= SUPPLIED MATERIAL =
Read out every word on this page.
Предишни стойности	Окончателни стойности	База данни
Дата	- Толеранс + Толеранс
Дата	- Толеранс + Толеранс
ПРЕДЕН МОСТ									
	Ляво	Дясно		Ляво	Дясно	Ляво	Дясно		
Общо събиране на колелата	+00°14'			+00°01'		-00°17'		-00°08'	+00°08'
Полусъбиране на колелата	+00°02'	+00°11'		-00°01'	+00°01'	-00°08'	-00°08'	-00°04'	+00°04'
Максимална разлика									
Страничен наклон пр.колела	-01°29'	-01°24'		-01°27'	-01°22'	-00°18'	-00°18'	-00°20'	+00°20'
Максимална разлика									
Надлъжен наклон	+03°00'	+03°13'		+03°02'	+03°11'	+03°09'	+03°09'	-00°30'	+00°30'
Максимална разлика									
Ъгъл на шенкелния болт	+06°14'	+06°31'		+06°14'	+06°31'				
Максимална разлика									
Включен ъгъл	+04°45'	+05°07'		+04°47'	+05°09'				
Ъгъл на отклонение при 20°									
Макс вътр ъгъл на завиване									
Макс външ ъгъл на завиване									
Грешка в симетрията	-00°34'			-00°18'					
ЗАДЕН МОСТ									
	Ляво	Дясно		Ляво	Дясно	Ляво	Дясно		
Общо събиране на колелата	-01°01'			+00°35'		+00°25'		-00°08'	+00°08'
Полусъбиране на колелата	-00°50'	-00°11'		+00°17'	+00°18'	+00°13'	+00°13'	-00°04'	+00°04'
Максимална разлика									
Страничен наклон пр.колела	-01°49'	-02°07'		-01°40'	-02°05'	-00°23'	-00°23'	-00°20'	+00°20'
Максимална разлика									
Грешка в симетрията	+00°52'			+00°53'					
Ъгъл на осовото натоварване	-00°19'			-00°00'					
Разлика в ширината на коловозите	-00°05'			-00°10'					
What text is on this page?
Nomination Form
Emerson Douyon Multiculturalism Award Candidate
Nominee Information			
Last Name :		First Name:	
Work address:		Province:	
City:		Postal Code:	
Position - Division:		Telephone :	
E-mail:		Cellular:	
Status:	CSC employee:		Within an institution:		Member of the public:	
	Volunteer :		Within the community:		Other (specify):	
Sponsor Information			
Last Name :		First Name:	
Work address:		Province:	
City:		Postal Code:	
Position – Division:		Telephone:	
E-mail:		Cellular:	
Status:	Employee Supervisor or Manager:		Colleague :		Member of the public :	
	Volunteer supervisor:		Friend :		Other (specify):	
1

= WHAT TO PRODUCE =
Reproduce the entries above in full by retyping them exactly.

= FINAL RESULT =
Read out every word on this page.
Предишни стойности	Окончателни стойности	База данни
Дата	- Толеранс + Толеранс
Дата	- Толеранс + Толеранс
ПРЕДЕН МОСТ									
	Ляво	Дясно		Ляво	Дясно	Ляво	Дясно		
Общо събиране на колелата	+00°14'			+00°01'		-00°17'		-00°08'	+00°08'
Полусъбиране на колелата	+00°02'	+00°11'		-00°01'	+00°01'	-00°08'	-00°08'	-00°04'	+00°04'
Максимална разлика									
Страничен наклон пр.колела	-01°29'	-01°24'		-01°27'	-01°22'	-00°18'	-00°18'	-00°20'	+00°20'
Максимална разлика									
Надлъжен наклон	+03°00'	+03°13'		+03°02'	+03°11'	+03°09'	+03°09'	-00°30'	+00°30'
Максимална разлика									
Ъгъл на шенкелния болт	+06°14'	+06°31'		+06°14'	+06°31'				
Максимална разлика									
Включен ъгъл	+04°45'	+05°07'		+04°47'	+05°09'				
Ъгъл на отклонение при 20°									
Макс вътр ъгъл на завиване									
Макс външ ъгъл на завиване									
Грешка в симетрията	-00°34'			-00°18'					
ЗАДЕН МОСТ									
	Ляво	Дясно		Ляво	Дясно	Ляво	Дясно		
Общо събиране на колелата	-01°01'			+00°35'		+00°25'		-00°08'	+00°08'
Полусъбиране на колелата	-00°50'	-00°11'		+00°17'	+00°18'	+00°13'	+00°13'	-00°04'	+00°04'
Максимална разлика									
Страничен наклон пр.колела	-01°49'	-02°07'		-01°40'	-02°05'	-00°23'	-00°23'	-00°20'	+00°20'
Максимална разлика									
Грешка в симетрията	+00°52'			+00°53'					
Ъгъл на осовото натоварване	-00°19'			-00°00'					
Разлика в ширината на коловозите	-00°05'			-00°10'					
What text is on this page?
Nomination Form
Emerson Douyon Multiculturalism Award Candidate
Nominee Information			
Last Name :		First Name:	
Work address:		Province:	
City:		Postal Code:	
Position - Division:		Telephone :	
E-mail:		Cellular:	
Status:	CSC employee:		Within an institution:		Member of the public:	
	Volunteer :		Within the community:		Other (specify):	
Sponsor Information			
Last Name :		First Name:	
Work address:		Province:	
City:		Postal Code:	
Position – Division:		Telephone:	
E-mail:		Cellular:	
Status:	Employee Supervisor or Manager:		Colleague :		Member of the public :	
	Volunteer supervisor:		Friend :		Other (specify):	
1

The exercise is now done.